◆ **Your goal**: Every entry that follows needs to be repeated exactly.

--- Begin Data section ---

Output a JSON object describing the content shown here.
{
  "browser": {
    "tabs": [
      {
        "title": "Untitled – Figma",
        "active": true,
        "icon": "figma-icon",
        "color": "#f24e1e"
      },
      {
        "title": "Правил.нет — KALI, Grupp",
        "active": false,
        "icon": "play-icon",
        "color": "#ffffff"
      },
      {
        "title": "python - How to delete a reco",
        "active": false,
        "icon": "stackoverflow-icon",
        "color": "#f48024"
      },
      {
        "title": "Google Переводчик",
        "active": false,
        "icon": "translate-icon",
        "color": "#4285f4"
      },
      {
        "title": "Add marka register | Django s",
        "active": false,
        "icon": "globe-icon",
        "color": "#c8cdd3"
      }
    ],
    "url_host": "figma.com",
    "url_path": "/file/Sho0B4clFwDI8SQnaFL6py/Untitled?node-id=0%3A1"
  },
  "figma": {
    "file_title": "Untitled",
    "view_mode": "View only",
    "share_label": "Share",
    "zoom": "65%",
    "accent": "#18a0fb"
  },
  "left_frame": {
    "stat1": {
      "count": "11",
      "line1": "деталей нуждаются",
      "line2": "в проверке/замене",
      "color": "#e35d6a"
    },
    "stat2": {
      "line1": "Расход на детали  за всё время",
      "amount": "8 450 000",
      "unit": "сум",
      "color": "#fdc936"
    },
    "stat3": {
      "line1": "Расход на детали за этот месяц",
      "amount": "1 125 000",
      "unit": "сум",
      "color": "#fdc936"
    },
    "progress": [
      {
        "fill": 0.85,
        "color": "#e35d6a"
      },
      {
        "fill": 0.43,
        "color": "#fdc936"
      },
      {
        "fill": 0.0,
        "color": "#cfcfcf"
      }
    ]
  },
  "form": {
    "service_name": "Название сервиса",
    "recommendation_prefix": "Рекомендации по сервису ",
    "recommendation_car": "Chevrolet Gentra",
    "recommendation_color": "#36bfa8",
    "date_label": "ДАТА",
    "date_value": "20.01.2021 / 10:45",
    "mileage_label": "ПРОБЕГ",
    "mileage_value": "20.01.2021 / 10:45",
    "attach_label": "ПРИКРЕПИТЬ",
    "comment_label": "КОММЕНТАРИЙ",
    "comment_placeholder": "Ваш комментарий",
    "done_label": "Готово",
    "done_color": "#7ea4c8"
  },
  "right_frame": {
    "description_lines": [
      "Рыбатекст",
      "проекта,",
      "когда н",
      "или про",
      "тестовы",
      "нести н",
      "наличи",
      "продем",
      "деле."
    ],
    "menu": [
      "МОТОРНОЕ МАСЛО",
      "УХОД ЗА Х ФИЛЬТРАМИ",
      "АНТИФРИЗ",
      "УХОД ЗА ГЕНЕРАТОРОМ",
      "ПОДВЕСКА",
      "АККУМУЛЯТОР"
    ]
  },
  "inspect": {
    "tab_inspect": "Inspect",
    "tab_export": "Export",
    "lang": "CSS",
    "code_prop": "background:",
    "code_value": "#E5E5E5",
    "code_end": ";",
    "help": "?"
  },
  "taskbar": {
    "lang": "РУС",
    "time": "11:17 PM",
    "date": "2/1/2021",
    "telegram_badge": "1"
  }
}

--- End Data section ---

◆ **Written answer**:
Output a JSON object describing the content shown here.
{
  "browser": {
    "tabs": [
      {
        "title": "Untitled – Figma",
        "active": true,
        "icon": "figma-icon",
        "color": "#f24e1e"
      },
      {
        "title": "Правил.нет — KALI, Grupp",
        "active": false,
        "icon": "play-icon",
        "color": "#ffffff"
      },
      {
        "title": "python - How to delete a reco",
        "active": false,
        "icon": "stackoverflow-icon",
        "color": "#f48024"
      },
      {
        "title": "Google Переводчик",
        "active": false,
        "icon": "translate-icon",
        "color": "#4285f4"
      },
      {
        "title": "Add marka register | Django s",
        "active": false,
        "icon": "globe-icon",
        "color": "#c8cdd3"
      }
    ],
    "url_host": "figma.com",
    "url_path": "/file/Sho0B4clFwDI8SQnaFL6py/Untitled?node-id=0%3A1"
  },
  "figma": {
    "file_title": "Untitled",
    "view_mode": "View only",
    "share_label": "Share",
    "zoom": "65%",
    "accent": "#18a0fb"
  },
  "left_frame": {
    "stat1": {
      "count": "11",
      "line1": "деталей нуждаются",
      "line2": "в проверке/замене",
      "color": "#e35d6a"
    },
    "stat2": {
      "line1": "Расход на детали  за всё время",
      "amount": "8 450 000",
      "unit": "сум",
      "color": "#fdc936"
    },
    "stat3": {
      "line1": "Расход на детали за этот месяц",
      "amount": "1 125 000",
      "unit": "сум",
      "color": "#fdc936"
    },
    "progress": [
      {
        "fill": 0.85,
        "color": "#e35d6a"
      },
      {
        "fill": 0.43,
        "color": "#fdc936"
      },
      {
        "fill": 0.0,
        "color": "#cfcfcf"
      }
    ]
  },
  "form": {
    "service_name": "Название сервиса",
    "recommendation_prefix": "Рекомендации по сервису ",
    "recommendation_car": "Chevrolet Gentra",
    "recommendation_color": "#36bfa8",
    "date_label": "ДАТА",
    "date_value": "20.01.2021 / 10:45",
    "mileage_label": "ПРОБЕГ",
    "mileage_value": "20.01.2021 / 10:45",
    "attach_label": "ПРИКРЕПИТЬ",
    "comment_label": "КОММЕНТАРИЙ",
    "comment_placeholder": "Ваш комментарий",
    "done_label": "Готово",
    "done_color": "#7ea4c8"
  },
  "right_frame": {
    "description_lines": [
      "Рыбатекст",
      "проекта,",
      "когда н",
      "или про",
      "тестовы",
      "нести н",
      "наличи",
      "продем",
      "деле."
    ],
    "menu": [
      "МОТОРНОЕ МАСЛО",
      "УХОД ЗА Х ФИЛЬТРАМИ",
      "АНТИФРИЗ",
      "УХОД ЗА ГЕНЕРАТОРОМ",
      "ПОДВЕСКА",
      "АККУМУЛЯТОР"
    ]
  },
  "inspect": {
    "tab_inspect": "Inspect",
    "tab_export": "Export",
    "lang": "CSS",
    "code_prop": "background:",
    "code_value": "#E5E5E5",
    "code_end": ";",
    "help": "?"
  },
  "taskbar": {
    "lang": "РУС",
    "time": "11:17 PM",
    "date": "2/1/2021",
    "telegram_badge": "1"
  }
}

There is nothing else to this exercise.